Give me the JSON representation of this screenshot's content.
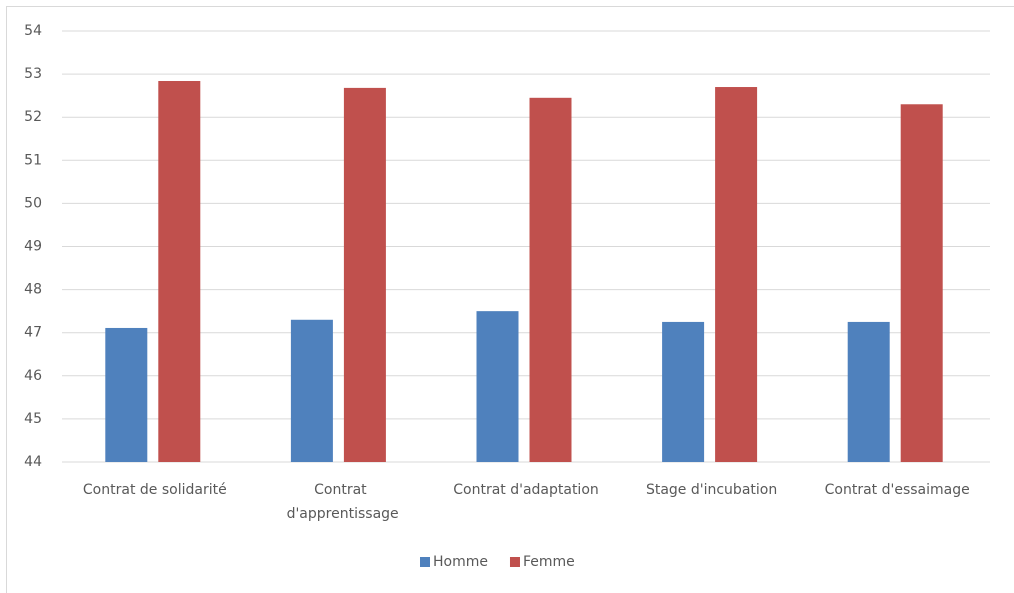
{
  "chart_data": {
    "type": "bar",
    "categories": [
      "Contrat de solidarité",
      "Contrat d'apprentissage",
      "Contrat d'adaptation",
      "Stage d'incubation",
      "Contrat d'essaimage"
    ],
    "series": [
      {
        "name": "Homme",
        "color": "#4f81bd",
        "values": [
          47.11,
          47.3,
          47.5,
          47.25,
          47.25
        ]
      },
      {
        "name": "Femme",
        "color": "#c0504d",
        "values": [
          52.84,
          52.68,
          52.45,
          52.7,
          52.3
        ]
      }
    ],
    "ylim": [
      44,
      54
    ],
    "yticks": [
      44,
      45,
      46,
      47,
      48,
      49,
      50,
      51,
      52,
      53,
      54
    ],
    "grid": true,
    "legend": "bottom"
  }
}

· · · ·

__Exercise objective__: Every record is to be reproduced exactly, with no pictures included.

__Task response__:
Give me the JSON representation of this screenshot's content.
{
  "chart_data": {
    "type": "bar",
    "categories": [
      "Contrat de solidarité",
      "Contrat d'apprentissage",
      "Contrat d'adaptation",
      "Stage d'incubation",
      "Contrat d'essaimage"
    ],
    "series": [
      {
        "name": "Homme",
        "color": "#4f81bd",
        "values": [
          47.11,
          47.3,
          47.5,
          47.25,
          47.25
        ]
      },
      {
        "name": "Femme",
        "color": "#c0504d",
        "values": [
          52.84,
          52.68,
          52.45,
          52.7,
          52.3
        ]
      }
    ],
    "ylim": [
      44,
      54
    ],
    "yticks": [
      44,
      45,
      46,
      47,
      48,
      49,
      50,
      51,
      52,
      53,
      54
    ],
    "grid": true,
    "legend": "bottom"
  }
}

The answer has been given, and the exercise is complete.